=== INFORMATION PROVIDED ===

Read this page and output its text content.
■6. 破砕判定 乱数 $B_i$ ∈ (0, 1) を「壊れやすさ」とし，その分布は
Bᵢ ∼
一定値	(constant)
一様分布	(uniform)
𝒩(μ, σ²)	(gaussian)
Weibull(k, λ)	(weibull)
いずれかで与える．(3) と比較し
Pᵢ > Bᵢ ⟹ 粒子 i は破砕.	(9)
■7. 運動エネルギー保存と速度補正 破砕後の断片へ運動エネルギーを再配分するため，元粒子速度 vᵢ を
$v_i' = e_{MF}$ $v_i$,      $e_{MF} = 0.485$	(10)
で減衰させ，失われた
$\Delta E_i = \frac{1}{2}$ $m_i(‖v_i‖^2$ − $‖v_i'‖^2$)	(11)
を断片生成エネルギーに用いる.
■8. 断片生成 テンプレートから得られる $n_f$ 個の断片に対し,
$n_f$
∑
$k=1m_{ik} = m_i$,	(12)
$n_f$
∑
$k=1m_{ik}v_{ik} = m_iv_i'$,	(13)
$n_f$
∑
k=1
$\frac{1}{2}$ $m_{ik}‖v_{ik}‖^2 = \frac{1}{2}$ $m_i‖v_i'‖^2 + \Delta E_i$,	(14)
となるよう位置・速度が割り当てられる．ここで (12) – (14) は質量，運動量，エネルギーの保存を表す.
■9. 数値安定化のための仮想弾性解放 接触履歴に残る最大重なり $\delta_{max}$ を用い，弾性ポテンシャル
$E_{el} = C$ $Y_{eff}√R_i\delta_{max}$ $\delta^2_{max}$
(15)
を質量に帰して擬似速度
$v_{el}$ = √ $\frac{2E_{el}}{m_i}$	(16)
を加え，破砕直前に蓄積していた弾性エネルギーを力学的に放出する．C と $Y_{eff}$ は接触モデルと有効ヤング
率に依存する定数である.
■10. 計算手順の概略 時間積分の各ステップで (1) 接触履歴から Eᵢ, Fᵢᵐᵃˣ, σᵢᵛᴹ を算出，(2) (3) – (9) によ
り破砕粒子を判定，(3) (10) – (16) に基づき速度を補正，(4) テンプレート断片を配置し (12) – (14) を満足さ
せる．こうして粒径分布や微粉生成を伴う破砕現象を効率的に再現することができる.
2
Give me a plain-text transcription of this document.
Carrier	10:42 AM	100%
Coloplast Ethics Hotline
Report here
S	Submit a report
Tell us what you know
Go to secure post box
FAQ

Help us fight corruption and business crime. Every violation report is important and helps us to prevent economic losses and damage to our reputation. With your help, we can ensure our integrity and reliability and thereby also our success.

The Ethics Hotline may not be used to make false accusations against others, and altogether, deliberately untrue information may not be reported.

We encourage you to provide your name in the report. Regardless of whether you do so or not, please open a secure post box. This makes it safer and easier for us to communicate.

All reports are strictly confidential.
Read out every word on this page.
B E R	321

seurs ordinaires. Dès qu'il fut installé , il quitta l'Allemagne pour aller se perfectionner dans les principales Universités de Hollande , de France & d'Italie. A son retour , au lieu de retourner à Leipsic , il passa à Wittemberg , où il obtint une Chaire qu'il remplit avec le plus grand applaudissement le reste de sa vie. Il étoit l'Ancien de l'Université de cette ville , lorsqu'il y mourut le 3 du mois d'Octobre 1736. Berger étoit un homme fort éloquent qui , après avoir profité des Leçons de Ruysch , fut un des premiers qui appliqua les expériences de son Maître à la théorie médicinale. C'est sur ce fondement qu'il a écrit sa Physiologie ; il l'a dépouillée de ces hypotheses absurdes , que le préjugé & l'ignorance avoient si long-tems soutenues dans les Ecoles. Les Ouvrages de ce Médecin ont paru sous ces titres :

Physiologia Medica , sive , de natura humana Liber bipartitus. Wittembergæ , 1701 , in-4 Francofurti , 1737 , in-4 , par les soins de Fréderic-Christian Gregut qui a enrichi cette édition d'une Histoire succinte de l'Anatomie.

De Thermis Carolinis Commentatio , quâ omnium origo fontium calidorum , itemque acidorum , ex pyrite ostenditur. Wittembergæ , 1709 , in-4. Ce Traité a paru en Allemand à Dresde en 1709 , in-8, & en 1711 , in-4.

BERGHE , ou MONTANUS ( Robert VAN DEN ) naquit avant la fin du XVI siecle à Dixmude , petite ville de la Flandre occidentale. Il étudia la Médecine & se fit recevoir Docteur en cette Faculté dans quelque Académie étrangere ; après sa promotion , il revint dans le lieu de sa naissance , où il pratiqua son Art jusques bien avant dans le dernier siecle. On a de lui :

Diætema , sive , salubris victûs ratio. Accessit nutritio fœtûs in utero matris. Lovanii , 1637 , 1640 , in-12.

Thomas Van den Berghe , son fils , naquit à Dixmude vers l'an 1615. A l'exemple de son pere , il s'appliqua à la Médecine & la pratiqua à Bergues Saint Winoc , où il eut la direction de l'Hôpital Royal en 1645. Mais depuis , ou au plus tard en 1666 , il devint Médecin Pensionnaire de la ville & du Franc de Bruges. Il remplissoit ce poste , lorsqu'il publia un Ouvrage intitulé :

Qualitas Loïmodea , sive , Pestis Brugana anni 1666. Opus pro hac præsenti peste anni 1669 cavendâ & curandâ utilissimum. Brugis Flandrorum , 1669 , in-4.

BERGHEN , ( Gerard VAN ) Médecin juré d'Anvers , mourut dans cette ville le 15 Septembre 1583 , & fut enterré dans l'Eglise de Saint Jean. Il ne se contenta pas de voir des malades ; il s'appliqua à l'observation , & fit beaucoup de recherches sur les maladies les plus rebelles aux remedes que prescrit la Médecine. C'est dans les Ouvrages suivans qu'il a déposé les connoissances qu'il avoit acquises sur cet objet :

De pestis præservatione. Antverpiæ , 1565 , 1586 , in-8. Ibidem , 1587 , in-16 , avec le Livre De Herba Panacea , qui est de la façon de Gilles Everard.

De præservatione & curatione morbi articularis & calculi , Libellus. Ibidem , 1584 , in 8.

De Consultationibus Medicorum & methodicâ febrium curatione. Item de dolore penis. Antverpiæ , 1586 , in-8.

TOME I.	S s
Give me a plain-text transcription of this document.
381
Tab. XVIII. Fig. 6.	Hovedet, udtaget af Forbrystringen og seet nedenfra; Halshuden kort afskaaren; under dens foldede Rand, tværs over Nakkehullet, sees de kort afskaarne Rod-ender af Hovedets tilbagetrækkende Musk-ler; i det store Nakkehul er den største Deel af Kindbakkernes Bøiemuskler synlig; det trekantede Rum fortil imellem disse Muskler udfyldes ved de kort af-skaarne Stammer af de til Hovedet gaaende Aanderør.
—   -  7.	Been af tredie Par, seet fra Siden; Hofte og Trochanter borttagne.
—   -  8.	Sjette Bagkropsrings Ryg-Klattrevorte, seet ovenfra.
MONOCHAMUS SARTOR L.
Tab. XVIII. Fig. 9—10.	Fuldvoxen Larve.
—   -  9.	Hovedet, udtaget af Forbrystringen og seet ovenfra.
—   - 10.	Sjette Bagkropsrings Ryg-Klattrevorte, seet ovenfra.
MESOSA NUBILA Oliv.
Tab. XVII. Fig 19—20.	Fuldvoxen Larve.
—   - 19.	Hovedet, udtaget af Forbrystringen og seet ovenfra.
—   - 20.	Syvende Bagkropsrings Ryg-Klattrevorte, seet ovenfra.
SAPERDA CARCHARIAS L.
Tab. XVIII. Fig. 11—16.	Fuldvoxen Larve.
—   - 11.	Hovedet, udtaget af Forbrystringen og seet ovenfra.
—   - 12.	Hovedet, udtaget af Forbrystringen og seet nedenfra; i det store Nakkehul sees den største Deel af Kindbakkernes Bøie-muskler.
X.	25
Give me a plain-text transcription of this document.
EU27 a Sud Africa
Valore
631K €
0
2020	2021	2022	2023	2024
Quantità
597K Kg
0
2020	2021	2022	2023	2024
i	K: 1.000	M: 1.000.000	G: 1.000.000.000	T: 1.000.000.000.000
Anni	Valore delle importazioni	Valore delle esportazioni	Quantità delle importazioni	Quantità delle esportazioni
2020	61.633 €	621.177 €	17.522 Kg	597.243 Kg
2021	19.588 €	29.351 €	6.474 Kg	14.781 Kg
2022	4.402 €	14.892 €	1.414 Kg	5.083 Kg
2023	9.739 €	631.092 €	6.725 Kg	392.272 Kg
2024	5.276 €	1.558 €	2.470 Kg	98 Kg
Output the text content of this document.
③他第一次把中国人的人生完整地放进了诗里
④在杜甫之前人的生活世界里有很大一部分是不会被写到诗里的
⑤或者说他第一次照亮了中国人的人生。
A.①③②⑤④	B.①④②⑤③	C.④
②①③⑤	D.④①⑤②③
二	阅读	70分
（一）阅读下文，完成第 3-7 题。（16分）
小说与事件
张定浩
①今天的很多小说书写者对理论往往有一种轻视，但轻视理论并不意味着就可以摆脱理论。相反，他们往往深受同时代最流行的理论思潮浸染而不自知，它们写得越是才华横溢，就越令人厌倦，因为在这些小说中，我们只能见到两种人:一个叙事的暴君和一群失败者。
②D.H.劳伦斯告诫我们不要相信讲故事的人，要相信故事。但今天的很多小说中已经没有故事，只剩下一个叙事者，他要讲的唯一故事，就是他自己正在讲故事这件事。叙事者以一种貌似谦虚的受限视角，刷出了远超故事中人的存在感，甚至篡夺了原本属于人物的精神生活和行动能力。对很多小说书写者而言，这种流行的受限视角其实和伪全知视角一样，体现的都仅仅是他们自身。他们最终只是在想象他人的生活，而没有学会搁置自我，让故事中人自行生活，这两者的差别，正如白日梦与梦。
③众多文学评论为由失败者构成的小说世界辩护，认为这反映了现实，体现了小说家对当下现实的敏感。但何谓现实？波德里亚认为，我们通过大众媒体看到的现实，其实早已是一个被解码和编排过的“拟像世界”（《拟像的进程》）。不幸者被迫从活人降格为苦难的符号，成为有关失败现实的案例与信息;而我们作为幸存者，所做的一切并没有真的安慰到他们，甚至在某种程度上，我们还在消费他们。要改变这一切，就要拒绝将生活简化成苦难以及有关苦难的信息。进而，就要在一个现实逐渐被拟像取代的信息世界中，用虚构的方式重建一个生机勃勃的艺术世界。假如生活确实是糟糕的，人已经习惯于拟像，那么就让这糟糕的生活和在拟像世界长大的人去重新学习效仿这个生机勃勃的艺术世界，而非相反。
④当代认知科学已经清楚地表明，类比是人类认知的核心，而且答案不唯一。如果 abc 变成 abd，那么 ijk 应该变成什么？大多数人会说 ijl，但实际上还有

===

▶ _TASK PROMPT_: Show all lines from the listing above in which "præservatione" appears.

▶ _TASK RESULT_:
De pestis præservatione. Antverpiæ , 1565 , 1586 , in-8. Ibidem , 1587 , in-16 , avec le Livre De Herba Panacea , qui est de la façon de Gilles Everard.
De præservatione & curatione morbi articularis & calculi , Libellus. Ibidem , 1584 , in 8.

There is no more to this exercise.